◆ The request ◆
For each line below that contains the string "zijn", copy that line.
┄┄┄┄┄┄┄┄┄┄┄┄┄┄┄┄┄┄┄┄
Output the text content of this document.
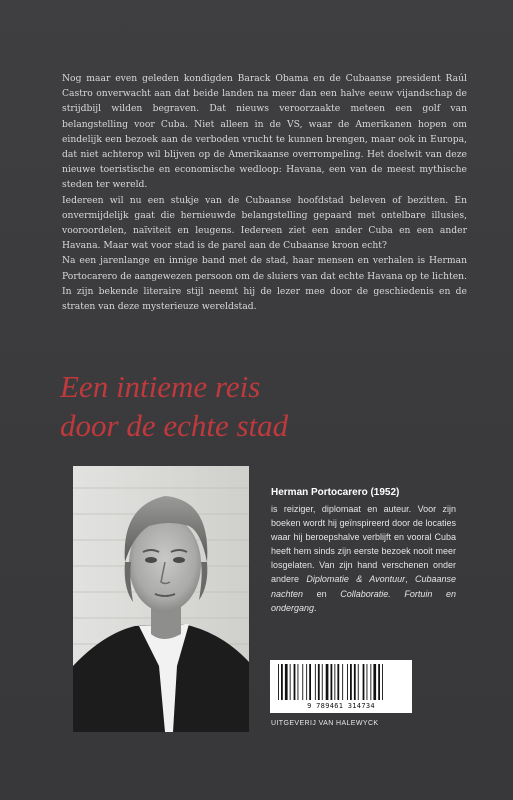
Nog maar even geleden kondigden Barack Obama en de Cubaanse president Raúl Castro onverwacht aan dat beide landen na meer dan een halve eeuw vijandschap de strijdbijl wilden begraven. Dat nieuws veroorzaakte meteen een golf van belangstelling voor Cuba. Niet alleen in de VS, waar de Amerikanen hopen om eindelijk een bezoek aan de verboden vrucht te kunnen brengen, maar ook in Europa, dat niet achterop wil blijven op de Amerikaanse overrompeling. Het doelwit van deze nieuwe toeristische en economische wedloop: Havana, een van de meest mythische steden ter wereld.

Iedereen wil nu een stukje van de Cubaanse hoofdstad beleven of bezitten. En onvermijdelijk gaat die hernieuwde belangstelling gepaard met ontelbare illusies, vooroordelen, naïviteit en leugens. Iedereen ziet een ander Cuba en een ander Havana. Maar wat voor stad is de parel aan de Cubaanse kroon echt?

Na een jarenlange en innige band met de stad, haar mensen en verhalen is Herman Portocarero de aangewezen persoon om de sluiers van dat echte Havana op te lichten. In zijn bekende literaire stijl neemt hij de lezer mee door de geschiedenis en de straten van deze mysterieuze wereldstad.

Een intieme reis
door de echte stad
Herman Portocarero (1952)

is reiziger, diplomaat en auteur. Voor zijn boeken wordt hij geïnspireerd door de locaties waar hij beroepshalve verblijft en vooral Cuba heeft hem sinds zijn eerste bezoek nooit meer losgelaten. Van zijn hand verschenen onder andere Diplomatie & Avontuur, Cubaanse nachten en Collaboratie. Fortuin en ondergang.

9 789461 314734
UITGEVERIJ VAN HALEWYCK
┄┄┄┄┄┄┄┄┄┄┄┄┄┄┄┄┄┄┄┄
◆ Result of this exercise ◆
Na een jarenlange en innige band met de stad, haar mensen en verhalen is Herman Portocarero de aangewezen persoon om de sluiers van dat echte Havana op te lichten. In zijn bekende literaire stijl neemt hij de lezer mee door de geschiedenis en de straten van deze mysterieuze wereldstad.
is reiziger, diplomaat en auteur. Voor zijn boeken wordt hij geïnspireerd door de locaties waar hij beroepshalve verblijft en vooral Cuba heeft hem sinds zijn eerste bezoek nooit meer losgelaten. Van zijn hand verschenen onder andere Diplomatie & Avontuur, Cubaanse nachten en Collaboratie. Fortuin en ondergang.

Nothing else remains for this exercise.